» WHAT THE TASK ASKS
Identify, in the records below, every line where the string "Discharge" appears, and copy each such line.

[Stored records]
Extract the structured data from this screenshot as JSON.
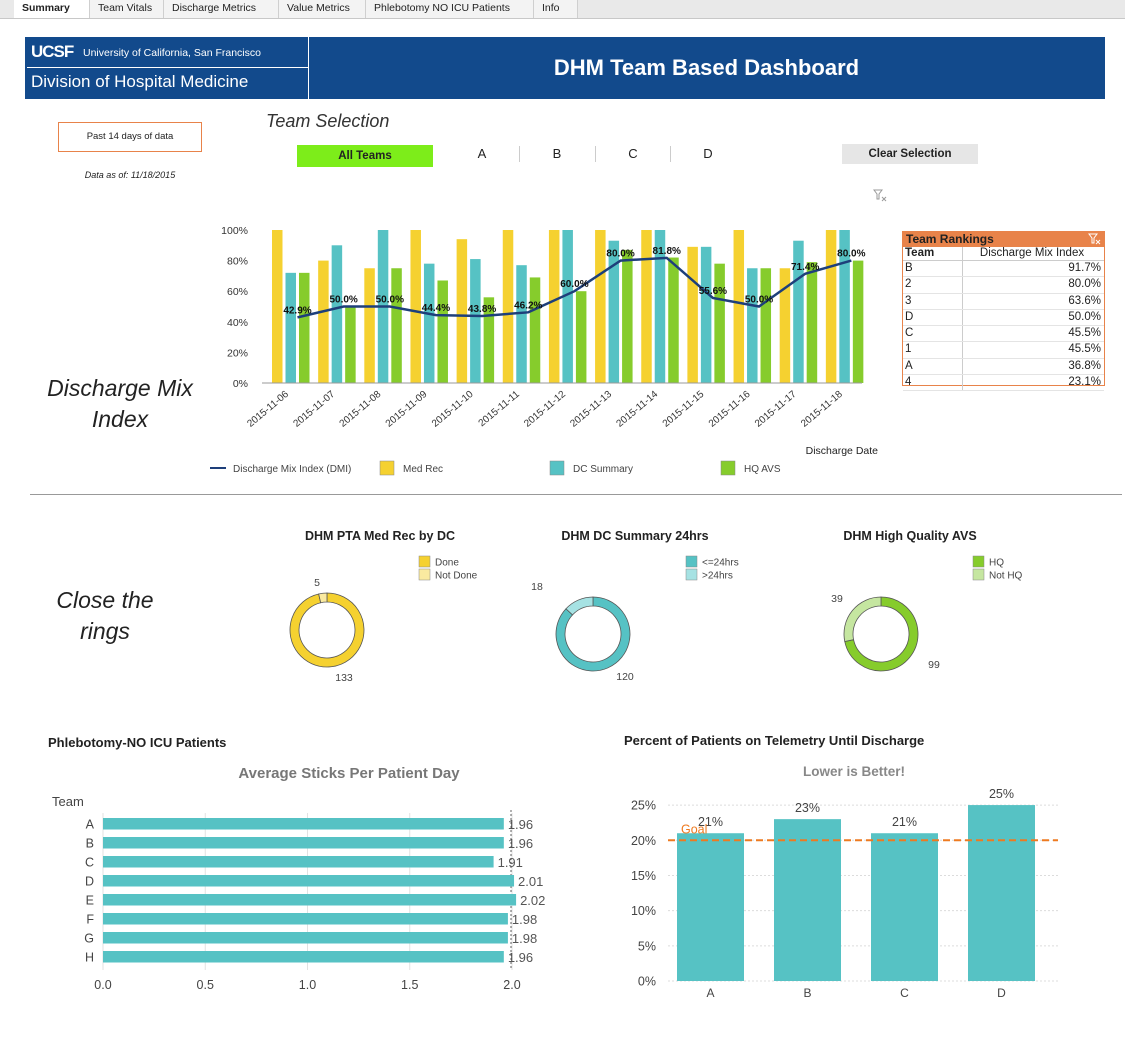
{
  "tabs": [
    "Summary",
    "Team Vitals",
    "Discharge Metrics",
    "Value Metrics",
    "Phlebotomy NO ICU Patients",
    "Info"
  ],
  "header": {
    "logo": "UCSF",
    "org_name": "University of California, San Francisco",
    "division": "Division of Hospital Medicine",
    "title": "DHM Team Based Dashboard"
  },
  "filters": {
    "period": "Past 14 days of data",
    "data_as_of": "Data as of: 11/18/2015",
    "team_selection_label": "Team Selection",
    "all_teams": "All Teams",
    "teams": [
      "A",
      "B",
      "C",
      "D"
    ],
    "clear_selection": "Clear Selection"
  },
  "colors": {
    "med_rec": "#f5d130",
    "dc_summary": "#56c2c4",
    "hq_avs": "#86cc2c",
    "dmi_line": "#1e3f7a",
    "accent": "#e8834a",
    "banner": "#124a8c",
    "goal": "#ee7a20"
  },
  "sections": {
    "dmi_label": "Discharge Mix Index",
    "rings_label": "Close the rings"
  },
  "chart_data": [
    {
      "type": "bar",
      "categories": [
        "2015-11-06",
        "2015-11-07",
        "2015-11-08",
        "2015-11-09",
        "2015-11-10",
        "2015-11-11",
        "2015-11-12",
        "2015-11-13",
        "2015-11-14",
        "2015-11-15",
        "2015-11-16",
        "2015-11-17",
        "2015-11-18"
      ],
      "series": [
        {
          "name": "Med Rec",
          "values": [
            100,
            80,
            75,
            100,
            94,
            100,
            100,
            100,
            100,
            89,
            100,
            75,
            100
          ]
        },
        {
          "name": "DC Summary",
          "values": [
            72,
            90,
            100,
            78,
            81,
            77,
            100,
            93,
            100,
            89,
            75,
            93,
            100
          ]
        },
        {
          "name": "HQ AVS",
          "values": [
            72,
            50,
            75,
            67,
            56,
            69,
            60,
            87,
            82,
            78,
            75,
            79,
            80
          ]
        },
        {
          "name": "Discharge Mix Index (DMI)",
          "type": "line",
          "values": [
            42.9,
            50.0,
            50.0,
            44.4,
            43.8,
            46.2,
            60.0,
            80.0,
            81.8,
            55.6,
            50.0,
            71.4,
            80.0
          ],
          "labels": [
            "42.9%",
            "50.0%",
            "50.0%",
            "44.4%",
            "43.8%",
            "46.2%",
            "60.0%",
            "80.0%",
            "81.8%",
            "55.6%",
            "50.0%",
            "71.4%",
            "80.0%"
          ]
        }
      ],
      "ylim": [
        0,
        100
      ],
      "yticks": [
        "0%",
        "20%",
        "40%",
        "60%",
        "80%",
        "100%"
      ],
      "xlabel": "Discharge Date",
      "legend_position": "bottom"
    },
    {
      "type": "table",
      "title": "Team Rankings",
      "columns": [
        "Team",
        "Discharge Mix Index"
      ],
      "rows": [
        [
          "B",
          "91.7%"
        ],
        [
          "2",
          "80.0%"
        ],
        [
          "3",
          "63.6%"
        ],
        [
          "D",
          "50.0%"
        ],
        [
          "C",
          "45.5%"
        ],
        [
          "1",
          "45.5%"
        ],
        [
          "A",
          "36.8%"
        ],
        [
          "4",
          "23.1%"
        ]
      ]
    },
    {
      "type": "pie",
      "title": "DHM PTA Med Rec by DC",
      "labels": [
        "Done",
        "Not Done"
      ],
      "values": [
        133,
        5
      ],
      "colors": [
        "#f5d130",
        "#faeaa0"
      ]
    },
    {
      "type": "pie",
      "title": "DHM DC Summary 24hrs",
      "labels": [
        "<=24hrs",
        ">24hrs"
      ],
      "values": [
        120,
        18
      ],
      "colors": [
        "#56c2c4",
        "#a6e2e3"
      ]
    },
    {
      "type": "pie",
      "title": "DHM High Quality AVS",
      "labels": [
        "HQ",
        "Not HQ"
      ],
      "values": [
        99,
        39
      ],
      "colors": [
        "#86cc2c",
        "#c5e6a0"
      ]
    },
    {
      "type": "bar",
      "orientation": "horizontal",
      "section_title": "Phlebotomy-NO ICU Patients",
      "title": "Average Sticks Per Patient Day",
      "ylabel": "Team",
      "categories": [
        "A",
        "B",
        "C",
        "D",
        "E",
        "F",
        "G",
        "H"
      ],
      "values": [
        1.96,
        1.96,
        1.91,
        2.01,
        2.02,
        1.98,
        1.98,
        1.96
      ],
      "labels": [
        "1.96",
        "1.96",
        "1.91",
        "2.01",
        "2.02",
        "1.98",
        "1.98",
        "1.96"
      ],
      "xlim": [
        0,
        2.0
      ],
      "xticks": [
        "0.0",
        "0.5",
        "1.0",
        "1.5",
        "2.0"
      ]
    },
    {
      "type": "bar",
      "section_title": "Percent of Patients on Telemetry Until Discharge",
      "title": "Lower is Better!",
      "categories": [
        "A",
        "B",
        "C",
        "D"
      ],
      "values": [
        21,
        23,
        21,
        25
      ],
      "labels": [
        "21%",
        "23%",
        "21%",
        "25%"
      ],
      "goal": 20,
      "goal_label": "Goal",
      "ylim": [
        0,
        27
      ],
      "yticks": [
        "0%",
        "5%",
        "10%",
        "15%",
        "20%",
        "25%"
      ]
    }
  ]
}
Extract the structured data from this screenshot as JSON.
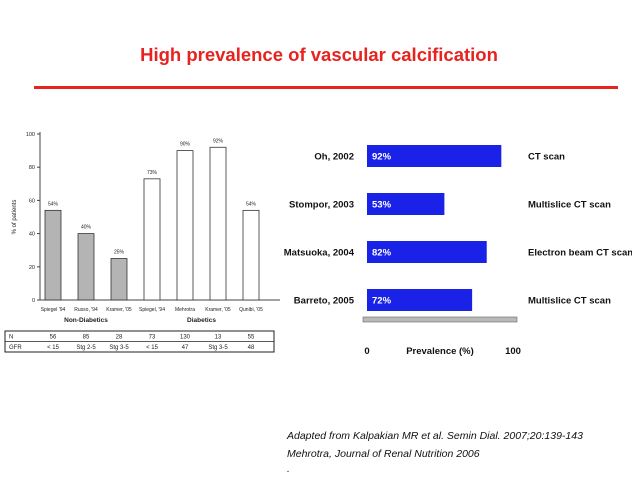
{
  "slide": {
    "title": "High prevalence of vascular calcification",
    "colors": {
      "title": "#e8221f",
      "rule": "#e8221f"
    }
  },
  "sources": [
    "Adapted from Kalpakian MR et al. Semin Dial. 2007;20:139-143",
    "Mehrotra, Journal of Renal Nutrition  2006",
    "."
  ],
  "chart_data": [
    {
      "type": "bar",
      "ylabel": "% of patients",
      "ylim": [
        0,
        100
      ],
      "yticks": [
        "0",
        "20",
        "40",
        "60",
        "80",
        "100"
      ],
      "grid": false,
      "categories": [
        "Spiegel '94",
        "Russo, '94",
        "Kramer, '05",
        "Spiegel, '94",
        "Mehrotra",
        "Kramer, '05",
        "Qunibi, '05"
      ],
      "values": [
        54,
        40,
        25,
        73,
        90,
        92,
        54
      ],
      "value_labels": [
        "54%",
        "40%",
        "25%",
        "73%",
        "90%",
        "92%",
        "54%"
      ],
      "bar_fills": [
        "#b4b4b4",
        "#b4b4b4",
        "#b4b4b4",
        "#ffffff",
        "#ffffff",
        "#ffffff",
        "#ffffff"
      ],
      "groups": [
        {
          "label": "Non-Diabetics",
          "from": 0,
          "to": 2
        },
        {
          "label": "Diabetics",
          "from": 3,
          "to": 6
        }
      ],
      "table": {
        "rows": [
          {
            "label": "N",
            "cells": [
              "56",
              "85",
              "28",
              "73",
              "130",
              "13",
              "55"
            ]
          },
          {
            "label": "GFR",
            "cells": [
              "< 15",
              "Stg 2-5",
              "Stg 3-5",
              "< 15",
              "47",
              "Stg 3-5",
              "48"
            ]
          }
        ]
      }
    },
    {
      "type": "bar",
      "orientation": "horizontal",
      "xlabel": "Prevalence (%)",
      "xlim": [
        0,
        100
      ],
      "xticks": [
        "0",
        "100"
      ],
      "grid": false,
      "bar_color": "#1a22e8",
      "categories": [
        "Oh, 2002",
        "Stompor, 2003",
        "Matsuoka, 2004",
        "Barreto, 2005"
      ],
      "values": [
        92,
        53,
        82,
        72
      ],
      "value_labels": [
        "92%",
        "53%",
        "82%",
        "72%"
      ],
      "methods": [
        "CT scan",
        "Multislice CT scan",
        "Electron beam CT scan",
        "Multislice CT scan"
      ]
    }
  ]
}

» TASK OUTPUT
    "Discharge Metrics",
    "dmi_label": "Discharge Mix Index",
          "name": "Discharge Mix Index (DMI)",
      "xlabel": "Discharge Date",
        "Discharge Mix Index"
      "section_title": "Percent of Patients on Telemetry Until Discharge",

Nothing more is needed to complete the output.